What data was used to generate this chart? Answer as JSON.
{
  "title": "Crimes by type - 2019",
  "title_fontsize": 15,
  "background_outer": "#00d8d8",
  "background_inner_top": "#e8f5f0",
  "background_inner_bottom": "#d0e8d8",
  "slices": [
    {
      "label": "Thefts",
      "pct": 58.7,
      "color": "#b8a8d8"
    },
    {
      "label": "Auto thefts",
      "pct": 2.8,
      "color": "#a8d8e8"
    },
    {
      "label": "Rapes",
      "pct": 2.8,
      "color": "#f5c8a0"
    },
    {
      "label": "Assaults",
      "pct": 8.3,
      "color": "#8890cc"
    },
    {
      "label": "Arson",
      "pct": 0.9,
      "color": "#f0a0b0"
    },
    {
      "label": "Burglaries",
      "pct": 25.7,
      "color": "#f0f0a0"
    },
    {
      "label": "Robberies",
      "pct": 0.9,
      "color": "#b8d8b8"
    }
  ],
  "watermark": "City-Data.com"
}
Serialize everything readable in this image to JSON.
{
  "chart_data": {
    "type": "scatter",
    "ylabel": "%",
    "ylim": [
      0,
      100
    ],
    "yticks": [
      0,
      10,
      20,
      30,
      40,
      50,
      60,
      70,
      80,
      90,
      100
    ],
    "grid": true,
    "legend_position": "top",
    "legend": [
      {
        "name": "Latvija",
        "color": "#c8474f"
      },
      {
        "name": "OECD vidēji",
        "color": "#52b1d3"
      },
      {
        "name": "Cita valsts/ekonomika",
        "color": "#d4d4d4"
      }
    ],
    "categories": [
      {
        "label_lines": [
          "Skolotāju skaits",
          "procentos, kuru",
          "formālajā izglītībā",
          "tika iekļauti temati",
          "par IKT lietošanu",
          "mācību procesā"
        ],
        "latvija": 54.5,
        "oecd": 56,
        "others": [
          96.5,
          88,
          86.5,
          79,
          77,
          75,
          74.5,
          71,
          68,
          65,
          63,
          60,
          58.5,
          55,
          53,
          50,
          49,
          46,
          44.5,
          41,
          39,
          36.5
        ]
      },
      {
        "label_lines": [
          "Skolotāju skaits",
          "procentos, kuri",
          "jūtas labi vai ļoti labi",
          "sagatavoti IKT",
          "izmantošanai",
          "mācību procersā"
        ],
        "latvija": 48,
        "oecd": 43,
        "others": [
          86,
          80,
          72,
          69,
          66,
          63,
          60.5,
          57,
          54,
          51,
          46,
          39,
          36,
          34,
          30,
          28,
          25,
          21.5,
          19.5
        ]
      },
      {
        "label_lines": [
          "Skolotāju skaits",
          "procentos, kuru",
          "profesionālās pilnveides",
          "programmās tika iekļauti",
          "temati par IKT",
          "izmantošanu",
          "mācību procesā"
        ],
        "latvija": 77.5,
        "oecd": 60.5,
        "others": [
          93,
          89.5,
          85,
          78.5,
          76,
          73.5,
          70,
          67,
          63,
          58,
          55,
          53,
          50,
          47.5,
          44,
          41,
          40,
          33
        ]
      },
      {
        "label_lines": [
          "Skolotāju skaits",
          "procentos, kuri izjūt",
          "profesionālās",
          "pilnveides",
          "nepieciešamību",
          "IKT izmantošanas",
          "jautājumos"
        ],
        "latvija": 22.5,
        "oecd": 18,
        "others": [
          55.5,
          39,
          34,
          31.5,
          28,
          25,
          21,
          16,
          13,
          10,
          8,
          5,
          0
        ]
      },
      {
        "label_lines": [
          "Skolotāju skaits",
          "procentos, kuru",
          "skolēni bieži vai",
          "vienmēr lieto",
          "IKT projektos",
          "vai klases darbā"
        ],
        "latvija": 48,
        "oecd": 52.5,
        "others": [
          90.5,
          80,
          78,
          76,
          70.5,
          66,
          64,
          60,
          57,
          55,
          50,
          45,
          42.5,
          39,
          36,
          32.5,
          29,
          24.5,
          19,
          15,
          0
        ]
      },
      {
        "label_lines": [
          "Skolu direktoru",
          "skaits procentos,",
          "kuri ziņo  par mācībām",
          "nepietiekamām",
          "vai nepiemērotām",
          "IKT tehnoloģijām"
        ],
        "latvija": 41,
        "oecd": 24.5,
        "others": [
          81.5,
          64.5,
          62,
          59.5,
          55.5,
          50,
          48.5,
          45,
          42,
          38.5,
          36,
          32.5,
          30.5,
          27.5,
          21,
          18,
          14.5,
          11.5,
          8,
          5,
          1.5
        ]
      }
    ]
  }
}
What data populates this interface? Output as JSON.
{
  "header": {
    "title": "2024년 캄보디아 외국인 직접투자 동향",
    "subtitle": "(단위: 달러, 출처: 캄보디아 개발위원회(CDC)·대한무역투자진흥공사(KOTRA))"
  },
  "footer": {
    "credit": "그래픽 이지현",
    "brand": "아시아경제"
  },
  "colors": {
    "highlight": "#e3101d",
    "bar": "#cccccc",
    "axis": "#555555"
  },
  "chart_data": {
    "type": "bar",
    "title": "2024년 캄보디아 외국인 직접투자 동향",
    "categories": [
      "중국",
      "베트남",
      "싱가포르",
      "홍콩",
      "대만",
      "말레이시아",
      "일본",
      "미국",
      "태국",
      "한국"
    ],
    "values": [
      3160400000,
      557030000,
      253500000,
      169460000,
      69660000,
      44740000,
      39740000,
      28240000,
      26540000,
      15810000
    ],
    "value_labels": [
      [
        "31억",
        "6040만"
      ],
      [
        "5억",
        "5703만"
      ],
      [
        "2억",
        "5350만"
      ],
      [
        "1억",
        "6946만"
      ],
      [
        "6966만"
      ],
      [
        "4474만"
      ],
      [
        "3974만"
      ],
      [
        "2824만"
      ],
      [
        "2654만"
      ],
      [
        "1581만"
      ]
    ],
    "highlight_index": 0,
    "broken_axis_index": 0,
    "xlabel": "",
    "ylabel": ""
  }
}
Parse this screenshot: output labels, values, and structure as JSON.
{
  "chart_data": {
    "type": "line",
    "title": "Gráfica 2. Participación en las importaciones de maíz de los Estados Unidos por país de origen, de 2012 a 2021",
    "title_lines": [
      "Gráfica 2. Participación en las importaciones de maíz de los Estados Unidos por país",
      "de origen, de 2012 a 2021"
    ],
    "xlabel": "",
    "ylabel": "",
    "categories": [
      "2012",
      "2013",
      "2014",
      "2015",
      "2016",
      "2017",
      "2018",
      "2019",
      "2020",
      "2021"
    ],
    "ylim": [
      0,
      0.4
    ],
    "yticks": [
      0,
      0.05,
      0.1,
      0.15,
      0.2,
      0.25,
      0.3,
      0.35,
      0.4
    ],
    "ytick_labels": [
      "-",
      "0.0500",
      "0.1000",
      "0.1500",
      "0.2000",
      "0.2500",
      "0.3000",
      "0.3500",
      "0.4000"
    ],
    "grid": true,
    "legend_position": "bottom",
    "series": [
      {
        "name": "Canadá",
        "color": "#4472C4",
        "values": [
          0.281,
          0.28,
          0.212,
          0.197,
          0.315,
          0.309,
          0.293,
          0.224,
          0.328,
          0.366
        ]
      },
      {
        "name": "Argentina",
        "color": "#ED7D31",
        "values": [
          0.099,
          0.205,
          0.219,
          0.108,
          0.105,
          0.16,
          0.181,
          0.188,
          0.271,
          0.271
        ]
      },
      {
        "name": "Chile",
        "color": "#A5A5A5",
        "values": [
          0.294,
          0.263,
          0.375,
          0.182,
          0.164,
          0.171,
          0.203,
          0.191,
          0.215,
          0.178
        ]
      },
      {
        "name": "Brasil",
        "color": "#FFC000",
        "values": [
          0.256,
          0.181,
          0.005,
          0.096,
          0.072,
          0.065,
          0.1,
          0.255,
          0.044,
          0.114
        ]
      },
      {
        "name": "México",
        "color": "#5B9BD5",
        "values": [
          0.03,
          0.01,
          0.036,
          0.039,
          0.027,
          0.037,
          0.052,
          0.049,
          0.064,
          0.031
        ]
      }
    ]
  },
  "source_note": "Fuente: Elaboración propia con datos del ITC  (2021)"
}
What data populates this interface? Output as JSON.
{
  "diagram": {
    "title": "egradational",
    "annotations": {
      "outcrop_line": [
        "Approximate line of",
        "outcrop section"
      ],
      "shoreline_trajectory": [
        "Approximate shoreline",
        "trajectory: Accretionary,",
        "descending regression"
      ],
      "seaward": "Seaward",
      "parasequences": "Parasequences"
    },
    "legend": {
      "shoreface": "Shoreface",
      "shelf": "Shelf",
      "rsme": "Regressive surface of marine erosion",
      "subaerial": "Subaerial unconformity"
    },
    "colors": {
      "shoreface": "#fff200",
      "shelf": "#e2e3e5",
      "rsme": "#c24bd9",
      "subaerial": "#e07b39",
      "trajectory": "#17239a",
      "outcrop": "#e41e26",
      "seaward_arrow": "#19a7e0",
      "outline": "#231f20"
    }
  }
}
* * *
> _What is needed_
Output nothing but the number of lines in the data containing the string "subaerial".

> _Solution_
2